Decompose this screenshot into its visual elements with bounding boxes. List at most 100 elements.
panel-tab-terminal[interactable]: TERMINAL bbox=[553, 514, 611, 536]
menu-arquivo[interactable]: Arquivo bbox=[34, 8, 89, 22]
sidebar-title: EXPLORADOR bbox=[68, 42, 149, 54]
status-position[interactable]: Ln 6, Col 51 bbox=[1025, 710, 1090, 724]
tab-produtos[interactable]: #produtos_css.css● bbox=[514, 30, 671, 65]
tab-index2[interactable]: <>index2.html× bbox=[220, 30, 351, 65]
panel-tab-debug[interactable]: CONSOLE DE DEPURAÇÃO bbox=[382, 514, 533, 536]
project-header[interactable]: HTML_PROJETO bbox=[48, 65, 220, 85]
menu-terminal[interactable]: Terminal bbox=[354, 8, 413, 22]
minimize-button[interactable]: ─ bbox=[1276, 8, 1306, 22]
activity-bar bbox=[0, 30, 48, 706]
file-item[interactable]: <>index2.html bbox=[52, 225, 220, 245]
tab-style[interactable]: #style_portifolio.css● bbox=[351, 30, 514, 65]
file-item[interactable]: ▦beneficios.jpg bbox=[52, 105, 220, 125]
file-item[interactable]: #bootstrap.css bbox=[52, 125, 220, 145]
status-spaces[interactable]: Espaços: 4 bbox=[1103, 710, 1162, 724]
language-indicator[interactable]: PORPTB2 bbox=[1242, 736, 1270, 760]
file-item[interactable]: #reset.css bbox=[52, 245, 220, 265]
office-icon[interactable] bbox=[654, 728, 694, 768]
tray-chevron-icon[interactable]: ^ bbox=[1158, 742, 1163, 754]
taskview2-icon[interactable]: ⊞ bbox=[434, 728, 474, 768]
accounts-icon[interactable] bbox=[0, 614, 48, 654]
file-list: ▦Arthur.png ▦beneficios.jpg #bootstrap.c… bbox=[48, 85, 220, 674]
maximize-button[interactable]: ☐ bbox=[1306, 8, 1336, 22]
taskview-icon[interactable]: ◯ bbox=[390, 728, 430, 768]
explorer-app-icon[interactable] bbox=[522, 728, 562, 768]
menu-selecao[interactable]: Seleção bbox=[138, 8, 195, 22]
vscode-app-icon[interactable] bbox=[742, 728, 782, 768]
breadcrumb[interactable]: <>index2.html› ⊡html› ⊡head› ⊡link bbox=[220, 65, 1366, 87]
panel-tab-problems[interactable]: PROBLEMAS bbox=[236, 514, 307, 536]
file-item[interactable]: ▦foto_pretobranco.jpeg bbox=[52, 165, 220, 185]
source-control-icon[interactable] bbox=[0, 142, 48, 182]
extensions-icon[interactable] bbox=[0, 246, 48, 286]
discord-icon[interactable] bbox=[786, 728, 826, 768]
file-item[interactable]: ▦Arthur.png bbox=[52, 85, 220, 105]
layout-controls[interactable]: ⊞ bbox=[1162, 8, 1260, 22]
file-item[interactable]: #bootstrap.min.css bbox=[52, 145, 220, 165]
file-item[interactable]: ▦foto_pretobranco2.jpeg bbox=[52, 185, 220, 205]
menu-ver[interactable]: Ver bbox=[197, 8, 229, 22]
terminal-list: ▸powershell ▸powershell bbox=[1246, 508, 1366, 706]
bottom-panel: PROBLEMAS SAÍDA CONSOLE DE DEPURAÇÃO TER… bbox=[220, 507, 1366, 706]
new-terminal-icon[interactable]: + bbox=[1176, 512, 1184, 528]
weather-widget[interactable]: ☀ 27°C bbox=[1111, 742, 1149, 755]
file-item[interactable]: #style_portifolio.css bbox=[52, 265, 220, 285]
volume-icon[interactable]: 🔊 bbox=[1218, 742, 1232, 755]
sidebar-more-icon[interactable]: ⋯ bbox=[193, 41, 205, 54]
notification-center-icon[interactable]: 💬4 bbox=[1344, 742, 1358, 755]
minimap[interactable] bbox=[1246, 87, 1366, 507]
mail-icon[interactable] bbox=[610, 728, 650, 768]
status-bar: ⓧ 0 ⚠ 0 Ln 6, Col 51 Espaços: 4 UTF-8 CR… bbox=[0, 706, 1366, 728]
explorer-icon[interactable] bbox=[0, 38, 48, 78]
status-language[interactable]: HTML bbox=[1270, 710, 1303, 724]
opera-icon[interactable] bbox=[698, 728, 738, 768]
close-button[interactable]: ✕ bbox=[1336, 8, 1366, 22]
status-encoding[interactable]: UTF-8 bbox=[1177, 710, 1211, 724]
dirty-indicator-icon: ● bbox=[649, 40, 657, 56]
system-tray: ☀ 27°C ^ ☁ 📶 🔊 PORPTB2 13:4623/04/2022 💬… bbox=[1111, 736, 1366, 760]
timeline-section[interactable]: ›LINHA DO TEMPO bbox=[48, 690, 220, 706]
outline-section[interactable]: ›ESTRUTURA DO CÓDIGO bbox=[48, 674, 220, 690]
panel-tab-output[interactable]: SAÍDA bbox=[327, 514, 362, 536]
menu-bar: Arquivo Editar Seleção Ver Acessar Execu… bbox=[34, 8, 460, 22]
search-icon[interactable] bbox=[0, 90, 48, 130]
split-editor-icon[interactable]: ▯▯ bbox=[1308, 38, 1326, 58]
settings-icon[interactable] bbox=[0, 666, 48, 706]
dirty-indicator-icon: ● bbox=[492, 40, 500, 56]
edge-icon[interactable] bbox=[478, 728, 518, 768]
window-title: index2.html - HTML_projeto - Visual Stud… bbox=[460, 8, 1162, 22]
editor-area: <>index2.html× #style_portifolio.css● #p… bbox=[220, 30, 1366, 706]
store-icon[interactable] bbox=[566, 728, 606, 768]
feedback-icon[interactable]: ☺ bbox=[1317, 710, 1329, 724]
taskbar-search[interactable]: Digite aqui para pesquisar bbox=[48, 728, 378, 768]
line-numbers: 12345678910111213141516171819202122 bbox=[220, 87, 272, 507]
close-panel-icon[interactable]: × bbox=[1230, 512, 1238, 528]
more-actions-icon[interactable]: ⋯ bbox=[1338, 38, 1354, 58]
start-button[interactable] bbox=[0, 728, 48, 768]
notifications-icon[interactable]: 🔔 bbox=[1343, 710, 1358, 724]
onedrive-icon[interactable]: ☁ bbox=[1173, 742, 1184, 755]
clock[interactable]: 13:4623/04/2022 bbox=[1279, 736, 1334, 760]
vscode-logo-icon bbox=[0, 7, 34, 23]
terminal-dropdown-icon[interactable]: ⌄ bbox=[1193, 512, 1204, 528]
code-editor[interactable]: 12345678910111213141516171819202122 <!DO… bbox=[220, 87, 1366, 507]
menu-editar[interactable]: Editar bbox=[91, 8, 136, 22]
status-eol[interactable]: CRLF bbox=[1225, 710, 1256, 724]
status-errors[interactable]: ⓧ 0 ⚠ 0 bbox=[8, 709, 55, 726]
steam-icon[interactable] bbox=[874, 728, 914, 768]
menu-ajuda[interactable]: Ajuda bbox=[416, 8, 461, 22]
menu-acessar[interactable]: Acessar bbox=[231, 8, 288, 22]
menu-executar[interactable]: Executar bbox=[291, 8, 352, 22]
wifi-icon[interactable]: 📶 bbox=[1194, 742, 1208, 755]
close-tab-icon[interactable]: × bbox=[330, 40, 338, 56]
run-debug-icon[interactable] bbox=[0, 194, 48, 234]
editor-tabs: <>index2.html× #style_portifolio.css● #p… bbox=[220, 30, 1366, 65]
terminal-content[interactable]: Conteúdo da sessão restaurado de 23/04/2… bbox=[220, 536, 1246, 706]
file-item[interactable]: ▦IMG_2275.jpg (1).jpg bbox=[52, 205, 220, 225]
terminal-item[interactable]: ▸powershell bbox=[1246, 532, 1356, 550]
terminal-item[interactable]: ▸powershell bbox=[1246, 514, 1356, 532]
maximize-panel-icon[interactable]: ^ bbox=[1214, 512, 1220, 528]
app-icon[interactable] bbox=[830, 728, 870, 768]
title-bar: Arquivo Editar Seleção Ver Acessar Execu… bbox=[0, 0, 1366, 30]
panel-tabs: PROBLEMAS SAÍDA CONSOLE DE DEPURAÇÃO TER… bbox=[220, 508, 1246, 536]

**AIM OF THE TASK**.
Echo every line of the records from the start down through the line containing "maximize-button[interactable]: ☐ bbox=[1306, 8, 1336, 22]", including that line.

**TASK ANSWER**.
Decompose this screenshot into its visual elements with bounding boxes. List at most 100 elements.
panel-tab-terminal[interactable]: TERMINAL bbox=[553, 514, 611, 536]
menu-arquivo[interactable]: Arquivo bbox=[34, 8, 89, 22]
sidebar-title: EXPLORADOR bbox=[68, 42, 149, 54]
status-position[interactable]: Ln 6, Col 51 bbox=[1025, 710, 1090, 724]
tab-produtos[interactable]: #produtos_css.css● bbox=[514, 30, 671, 65]
tab-index2[interactable]: <>index2.html× bbox=[220, 30, 351, 65]
panel-tab-debug[interactable]: CONSOLE DE DEPURAÇÃO bbox=[382, 514, 533, 536]
project-header[interactable]: HTML_PROJETO bbox=[48, 65, 220, 85]
menu-terminal[interactable]: Terminal bbox=[354, 8, 413, 22]
minimize-button[interactable]: ─ bbox=[1276, 8, 1306, 22]
activity-bar bbox=[0, 30, 48, 706]
file-item[interactable]: <>index2.html bbox=[52, 225, 220, 245]
tab-style[interactable]: #style_portifolio.css● bbox=[351, 30, 514, 65]
file-item[interactable]: ▦beneficios.jpg bbox=[52, 105, 220, 125]
file-item[interactable]: #bootstrap.css bbox=[52, 125, 220, 145]
status-spaces[interactable]: Espaços: 4 bbox=[1103, 710, 1162, 724]
language-indicator[interactable]: PORPTB2 bbox=[1242, 736, 1270, 760]
file-item[interactable]: #reset.css bbox=[52, 245, 220, 265]
office-icon[interactable] bbox=[654, 728, 694, 768]
tray-chevron-icon[interactable]: ^ bbox=[1158, 742, 1163, 754]
taskview2-icon[interactable]: ⊞ bbox=[434, 728, 474, 768]
accounts-icon[interactable] bbox=[0, 614, 48, 654]
file-list: ▦Arthur.png ▦beneficios.jpg #bootstrap.c… bbox=[48, 85, 220, 674]
maximize-button[interactable]: ☐ bbox=[1306, 8, 1336, 22]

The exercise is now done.